• Given problem
Below are entries. Pull out all lines containing "地球这么大".

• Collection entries
⁂

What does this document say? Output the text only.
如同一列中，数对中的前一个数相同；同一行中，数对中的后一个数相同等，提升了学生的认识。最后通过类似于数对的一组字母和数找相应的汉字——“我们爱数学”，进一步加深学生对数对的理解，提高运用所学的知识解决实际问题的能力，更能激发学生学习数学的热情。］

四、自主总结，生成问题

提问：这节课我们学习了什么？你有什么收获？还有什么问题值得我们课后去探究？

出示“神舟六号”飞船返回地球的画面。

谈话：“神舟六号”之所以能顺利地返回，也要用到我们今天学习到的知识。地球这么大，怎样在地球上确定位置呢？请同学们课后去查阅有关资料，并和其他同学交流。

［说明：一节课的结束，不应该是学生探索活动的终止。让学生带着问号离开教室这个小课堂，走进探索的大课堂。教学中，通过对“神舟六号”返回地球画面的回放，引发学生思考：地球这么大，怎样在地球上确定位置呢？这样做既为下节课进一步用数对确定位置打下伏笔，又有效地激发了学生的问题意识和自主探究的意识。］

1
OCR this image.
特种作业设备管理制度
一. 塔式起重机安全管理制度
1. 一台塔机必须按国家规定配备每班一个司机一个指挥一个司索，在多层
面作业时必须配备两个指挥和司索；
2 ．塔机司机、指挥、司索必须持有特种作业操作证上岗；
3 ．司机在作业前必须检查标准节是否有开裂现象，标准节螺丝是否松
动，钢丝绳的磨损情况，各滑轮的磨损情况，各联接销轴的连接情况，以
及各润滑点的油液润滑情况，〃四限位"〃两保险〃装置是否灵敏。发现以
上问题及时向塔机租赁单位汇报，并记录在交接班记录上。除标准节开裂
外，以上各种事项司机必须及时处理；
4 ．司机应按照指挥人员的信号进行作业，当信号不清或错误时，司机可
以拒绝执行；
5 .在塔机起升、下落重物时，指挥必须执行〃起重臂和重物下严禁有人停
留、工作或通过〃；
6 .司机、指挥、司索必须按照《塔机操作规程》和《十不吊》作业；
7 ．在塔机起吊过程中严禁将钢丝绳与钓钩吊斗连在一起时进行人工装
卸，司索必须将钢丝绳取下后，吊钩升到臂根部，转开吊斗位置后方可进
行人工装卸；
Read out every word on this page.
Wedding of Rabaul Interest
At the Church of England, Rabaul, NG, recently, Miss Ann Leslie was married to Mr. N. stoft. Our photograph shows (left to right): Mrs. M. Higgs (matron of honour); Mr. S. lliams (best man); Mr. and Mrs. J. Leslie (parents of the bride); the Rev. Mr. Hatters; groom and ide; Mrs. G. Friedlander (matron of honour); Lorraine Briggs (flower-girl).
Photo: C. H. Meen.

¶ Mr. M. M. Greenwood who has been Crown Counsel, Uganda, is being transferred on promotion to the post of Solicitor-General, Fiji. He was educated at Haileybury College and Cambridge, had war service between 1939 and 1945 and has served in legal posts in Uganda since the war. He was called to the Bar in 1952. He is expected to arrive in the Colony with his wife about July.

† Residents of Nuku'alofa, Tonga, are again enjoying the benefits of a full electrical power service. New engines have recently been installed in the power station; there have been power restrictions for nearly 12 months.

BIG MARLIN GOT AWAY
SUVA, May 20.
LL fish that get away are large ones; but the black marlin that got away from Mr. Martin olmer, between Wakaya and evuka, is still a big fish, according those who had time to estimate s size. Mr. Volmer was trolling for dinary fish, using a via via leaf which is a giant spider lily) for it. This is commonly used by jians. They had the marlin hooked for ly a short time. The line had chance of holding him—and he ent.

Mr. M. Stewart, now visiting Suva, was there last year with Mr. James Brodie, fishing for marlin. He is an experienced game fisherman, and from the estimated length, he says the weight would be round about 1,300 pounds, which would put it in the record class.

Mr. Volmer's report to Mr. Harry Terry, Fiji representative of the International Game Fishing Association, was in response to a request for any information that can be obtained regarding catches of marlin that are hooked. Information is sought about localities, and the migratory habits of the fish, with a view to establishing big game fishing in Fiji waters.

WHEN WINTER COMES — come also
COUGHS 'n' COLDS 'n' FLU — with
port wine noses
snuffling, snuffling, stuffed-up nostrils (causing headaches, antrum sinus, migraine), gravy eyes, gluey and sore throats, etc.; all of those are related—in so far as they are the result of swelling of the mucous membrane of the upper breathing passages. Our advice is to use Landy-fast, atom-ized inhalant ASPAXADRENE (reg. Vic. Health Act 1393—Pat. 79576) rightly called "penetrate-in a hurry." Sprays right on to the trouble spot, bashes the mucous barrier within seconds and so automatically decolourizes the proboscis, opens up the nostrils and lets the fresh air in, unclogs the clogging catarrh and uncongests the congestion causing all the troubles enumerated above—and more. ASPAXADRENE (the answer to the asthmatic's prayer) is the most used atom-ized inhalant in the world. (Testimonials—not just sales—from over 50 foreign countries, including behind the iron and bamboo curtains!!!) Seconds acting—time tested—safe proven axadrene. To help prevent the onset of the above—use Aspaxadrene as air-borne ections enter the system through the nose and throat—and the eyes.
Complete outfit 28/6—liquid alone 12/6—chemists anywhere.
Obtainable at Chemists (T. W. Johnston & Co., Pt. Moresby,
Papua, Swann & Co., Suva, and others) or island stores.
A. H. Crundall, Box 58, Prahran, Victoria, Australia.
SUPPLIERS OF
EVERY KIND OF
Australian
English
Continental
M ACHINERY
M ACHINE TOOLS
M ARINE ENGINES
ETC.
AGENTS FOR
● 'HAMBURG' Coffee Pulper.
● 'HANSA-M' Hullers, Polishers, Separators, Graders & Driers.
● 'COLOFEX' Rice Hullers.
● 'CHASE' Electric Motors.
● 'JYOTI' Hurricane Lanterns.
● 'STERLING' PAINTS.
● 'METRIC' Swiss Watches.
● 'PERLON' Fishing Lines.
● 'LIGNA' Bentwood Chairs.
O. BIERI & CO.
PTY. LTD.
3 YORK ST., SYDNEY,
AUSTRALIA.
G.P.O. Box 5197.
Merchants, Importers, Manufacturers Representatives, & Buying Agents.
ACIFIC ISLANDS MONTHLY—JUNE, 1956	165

⁂

• Problem solution
谈话：“神舟六号”之所以能顺利地返回，也要用到我们今天学习到的知识。地球这么大，怎样在地球上确定位置呢？请同学们课后去查阅有关资料，并和其他同学交流。
［说明：一节课的结束，不应该是学生探索活动的终止。让学生带着问号离开教室这个小课堂，走进探索的大课堂。教学中，通过对“神舟六号”返回地球画面的回放，引发学生思考：地球这么大，怎样在地球上确定位置呢？这样做既为下节课进一步用数对确定位置打下伏笔，又有效地激发了学生的问题意识和自主探究的意识。］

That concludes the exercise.